DO THIS
Below are the records; locate each line with the word "JSON" and copy it.

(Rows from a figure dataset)
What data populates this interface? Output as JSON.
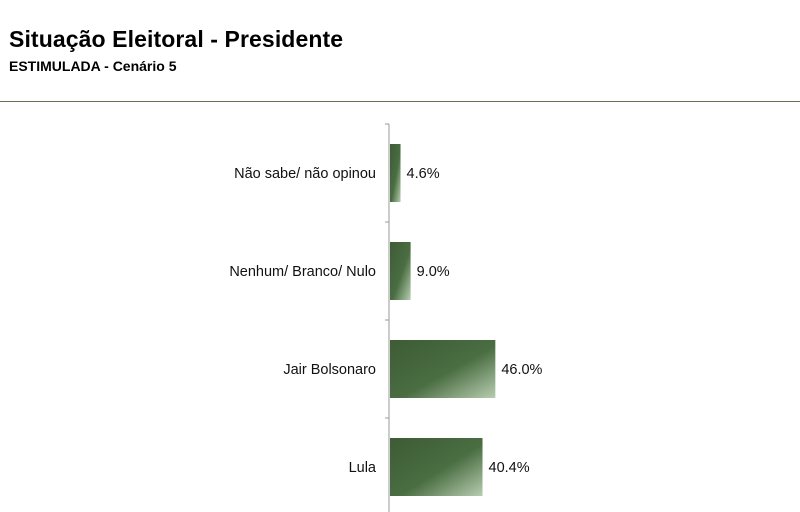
{
  "header": {
    "title": "Situação Eleitoral - Presidente",
    "subtitle": "ESTIMULADA - Cenário 5"
  },
  "colors": {
    "bar_dark": "#3d5c35",
    "bar_light": "#b7cdb0",
    "axis": "#9a9a9a",
    "rule": "#6b7057"
  },
  "chart_data": {
    "type": "bar",
    "orientation": "horizontal",
    "categories": [
      "Não sabe/ não opinou",
      "Nenhum/ Branco/ Nulo",
      "Jair Bolsonaro",
      "Lula"
    ],
    "values": [
      4.6,
      9.0,
      46.0,
      40.4
    ],
    "value_labels": [
      "4.6%",
      "9.0%",
      "46.0%",
      "40.4%"
    ],
    "unit": "%",
    "grid": false,
    "legend": "none"
  }
}
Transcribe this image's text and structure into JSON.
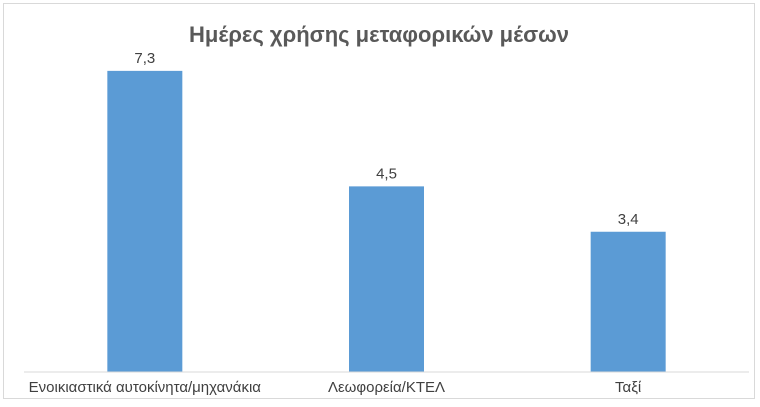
{
  "chart_data": {
    "type": "bar",
    "title": "Ημέρες χρήσης μεταφορικών μέσων",
    "categories": [
      "Ενοικιαστικά αυτοκίνητα/μηχανάκια",
      "Λεωφορεία/ΚΤΕΛ",
      "Ταξί"
    ],
    "values": [
      7.3,
      4.5,
      3.4
    ],
    "value_labels": [
      "7,3",
      "4,5",
      "3,4"
    ],
    "xlabel": "",
    "ylabel": "",
    "ylim": [
      0,
      8
    ],
    "grid": false,
    "legend": "none",
    "bar_color": "#5b9bd5"
  }
}
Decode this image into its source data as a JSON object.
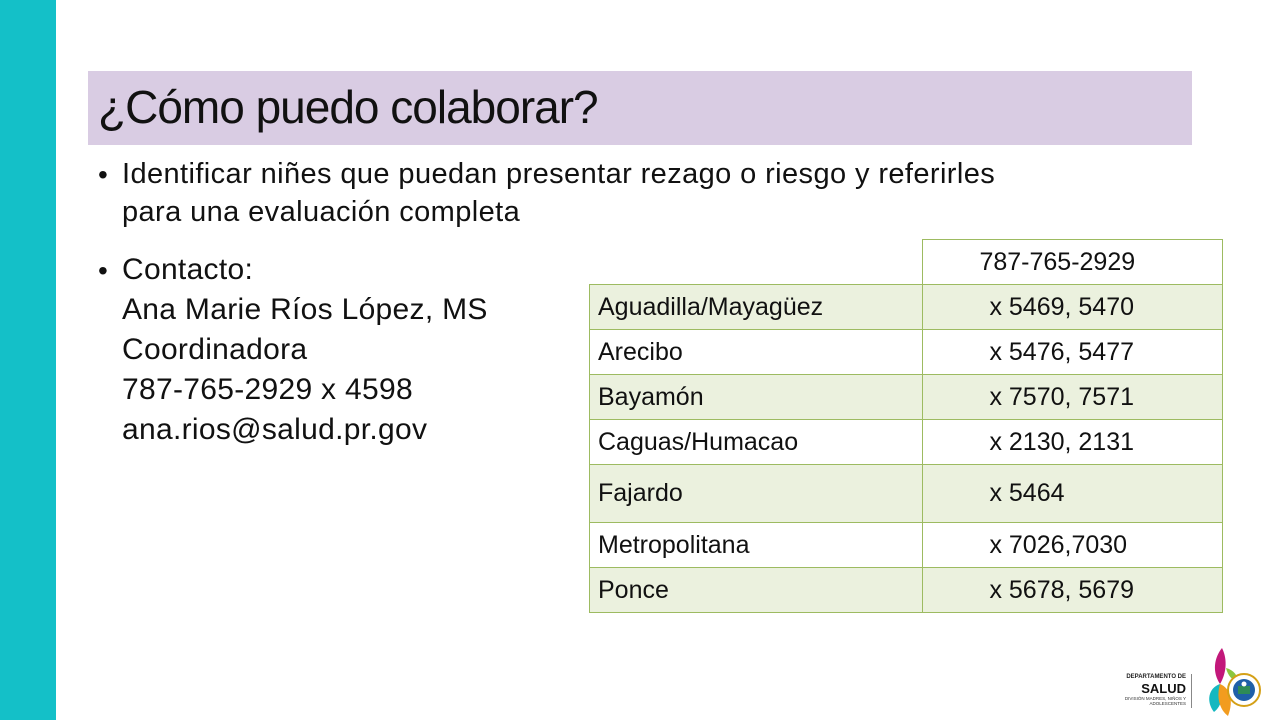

WRITTEN REPLY
What data populates this interface? Output as JSON.
Transcribe this image's text and structure into JSON.
Decode this image into its source data as a JSON object.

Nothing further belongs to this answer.